* _Required work_:
(1) In the upsert troubleshooting thread, how long ago were the additional primary keys added?
(2) Carry on the upsert troubleshooting thread from the point where it stops.

* _Passage shown_:
******************************

I am seeing a problem with upsert queries I have a...
# troubleshooting
a
I am seeing a problem with upsert queries I have all the primary keys on the record having different values but I am only able to see those records with
option (skipUpsert=true)
but those records are not returned with
option (skipUpsert=false)
I added additional primary keys 10 days ago and the segment was created 2 days back.Any ideas what the issue is ? @Neha Pawar
h
@Kartik Khare @Jackie ^
a
I have been using upsert since 7 months have not had the issue so far.I am using full upsert mode.But thanks for sharing this
h
then it might be a different problem @Kartik Khare might know more
j
Do you use time column as the comparison column for upsert? Is it possible that the segment containing the largest comparison value of the primary key just expired and removed?
a
No I don't have time column in comparison
k
Hi Abhijeet can you share the tableConfig before and after adding the additional primary key
a
Copy code
{
  "tableName": "metricEvents",
  "tableType": "REALTIME",
  "segmentsConfig": {
    "timeColumnName": "eventTimestamp",
    "timeType": "MILLISECONDS",
    "schemaName": "workflowEvents",
    "replicasPerPartition": "1",
    "retentionTimeUnit": "DAYS",
    "retentionTimeValue": "365",
    "segmentPushType": "APPEND"
  },
  "tenants": {
    "broker": "DefaultTenant",
    "server": "DefaultTenant"
  },
  "tableIndexConfig": {
    "loadMode": "MMAP",
    "streamConfigs": {
      "streamType": "kinesis",
      "stream.kinesis.topic.name": "metrics-stream",
      "region": "us-east-1",
      "shardIteratorType": "LATEST",
      "maxRecordsToFetch": 1,
      "stream.kinesis.consumer.type": "lowlevel",
      "stream.kinesis.fetch.timeout.millis": "30000",
      "stream.kinesis.decoder.class.name": "org.apache.pinot.plugin.stream.kafka.KafkaJSONMessageDecoder",
      "stream.kinesis.consumer.factory.class.name": "org.apache.pinot.plugin.stream.kinesis.KinesisConsumerFactory",
      "realtime.segment.flush.threshold.size": "5000000",
      "realtime.segment.flush.threshold.time": "1d"
    }
  },
  "upsertConfig": {
    "mode": "FULL"
  },
  "routing": {
    "instanceSelectorType": "strictReplicaGroup"
  },
  "metadata": {
    "customConfigs": {}
  }
}
@Kartik Khare I have not changed the the config before and after the schema change.
@Kartik Khare I have uploaded query results for both
option (skipUpsert=false)
and
option (skipUpsert=true)
Let me know if you need more information
j
@Abhijeet Kushe What is your primary key? Also which record is missing but supposed to show?
Have you restarted the servers after updating the config?

******************************

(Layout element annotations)

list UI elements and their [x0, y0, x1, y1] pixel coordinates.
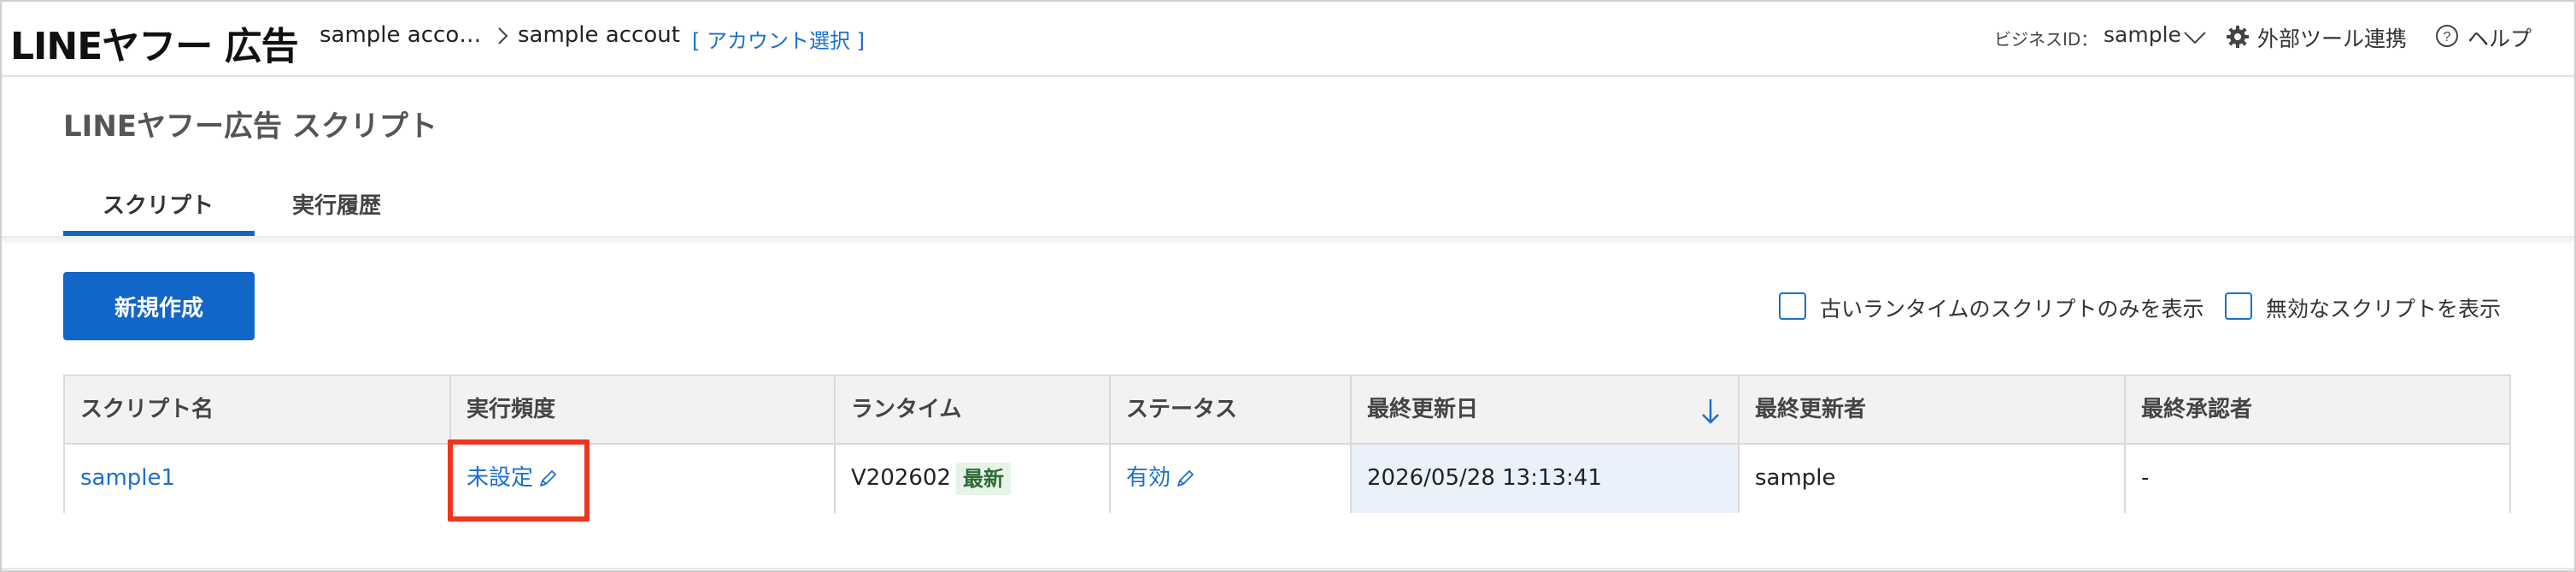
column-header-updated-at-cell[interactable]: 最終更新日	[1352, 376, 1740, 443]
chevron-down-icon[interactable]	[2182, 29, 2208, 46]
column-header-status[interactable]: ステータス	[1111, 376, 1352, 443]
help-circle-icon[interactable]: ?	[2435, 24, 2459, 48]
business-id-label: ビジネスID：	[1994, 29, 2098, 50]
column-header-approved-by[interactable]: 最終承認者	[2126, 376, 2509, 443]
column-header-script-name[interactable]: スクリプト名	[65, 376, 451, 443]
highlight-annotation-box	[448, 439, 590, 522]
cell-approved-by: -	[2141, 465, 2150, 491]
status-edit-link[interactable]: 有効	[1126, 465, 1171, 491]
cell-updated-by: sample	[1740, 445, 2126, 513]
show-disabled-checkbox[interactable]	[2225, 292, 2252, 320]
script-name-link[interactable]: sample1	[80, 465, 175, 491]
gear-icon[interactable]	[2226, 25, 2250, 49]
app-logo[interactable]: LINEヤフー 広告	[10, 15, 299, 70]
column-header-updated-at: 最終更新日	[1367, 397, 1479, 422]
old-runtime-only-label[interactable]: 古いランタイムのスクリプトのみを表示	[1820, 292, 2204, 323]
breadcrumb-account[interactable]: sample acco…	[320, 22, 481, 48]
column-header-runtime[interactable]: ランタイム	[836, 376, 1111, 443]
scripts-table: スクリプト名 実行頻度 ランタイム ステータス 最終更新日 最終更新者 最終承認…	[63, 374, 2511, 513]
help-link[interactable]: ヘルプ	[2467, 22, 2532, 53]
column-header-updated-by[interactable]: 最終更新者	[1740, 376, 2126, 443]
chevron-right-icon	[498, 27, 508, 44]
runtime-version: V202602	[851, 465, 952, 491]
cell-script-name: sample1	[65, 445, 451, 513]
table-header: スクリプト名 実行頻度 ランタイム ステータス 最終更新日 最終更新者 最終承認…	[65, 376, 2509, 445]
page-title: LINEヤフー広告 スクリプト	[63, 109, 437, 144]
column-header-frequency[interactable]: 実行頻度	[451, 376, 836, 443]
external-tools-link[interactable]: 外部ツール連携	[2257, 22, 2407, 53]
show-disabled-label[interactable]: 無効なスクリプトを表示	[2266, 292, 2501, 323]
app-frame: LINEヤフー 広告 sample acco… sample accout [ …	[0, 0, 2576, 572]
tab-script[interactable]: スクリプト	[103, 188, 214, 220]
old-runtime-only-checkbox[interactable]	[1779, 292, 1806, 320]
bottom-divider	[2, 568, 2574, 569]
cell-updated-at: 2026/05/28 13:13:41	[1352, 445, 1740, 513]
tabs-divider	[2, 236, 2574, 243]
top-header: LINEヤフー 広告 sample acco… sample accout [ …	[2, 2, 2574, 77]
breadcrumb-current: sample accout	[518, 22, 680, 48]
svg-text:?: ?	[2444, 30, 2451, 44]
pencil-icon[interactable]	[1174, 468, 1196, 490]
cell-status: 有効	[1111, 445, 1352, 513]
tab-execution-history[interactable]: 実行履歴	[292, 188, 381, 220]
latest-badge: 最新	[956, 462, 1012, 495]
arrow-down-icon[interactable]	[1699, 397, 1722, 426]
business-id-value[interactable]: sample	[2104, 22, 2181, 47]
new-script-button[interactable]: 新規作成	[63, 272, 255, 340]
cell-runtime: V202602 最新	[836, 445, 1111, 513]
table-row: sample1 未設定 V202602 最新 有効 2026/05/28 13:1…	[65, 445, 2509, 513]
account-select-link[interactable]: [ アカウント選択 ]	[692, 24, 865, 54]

******************************

* _Results by task_:
(1) Ten days ago.

(2)
a
I didn't start the servers I was told in the past that the mapping is applied from the next segment the ..records in the above query which have upsert=false are valid records
primary key is a composite key … [“accountId”, “metricDefinitionId”, “metricInstanceId”, “metricRunningId”, “recordType”, “taskId”, “taskKind”, “attributeId”, “automationFlowId”], I only shared attributeId above
j
Oh, if you changed the primary key, you have to restart the servers in order to apply the changes, or the server will use the old primary key to do the upsert
You may restart now, and Pinot should rebuild the upsert metadata with the new primary key
a
Will we lose any data in an consuming segment…we use realtime table ?
@Jackie this works after restart.But I wanted to know what is the recommended way for pinot server restarts.We use kubernetes.I just did a ctrl+k on server pod container it came back up but the controller and broker queries were failing saying that server..is not able to connect.Then I did ctrl+k on server-headless.For a while it was giving the same error but it came back up later on.There was some downtime
j
@Abhijeet Kushe Do you have multiple replicas for this table? In order to perform a no-downtime restart, you need to have multiple replicas, and perform a rolling restart. The already consumed data in the consuming segment should be re-consumed after the restart, so you should not lose any data
a
Our setting is “replicasPerPartition”: “1"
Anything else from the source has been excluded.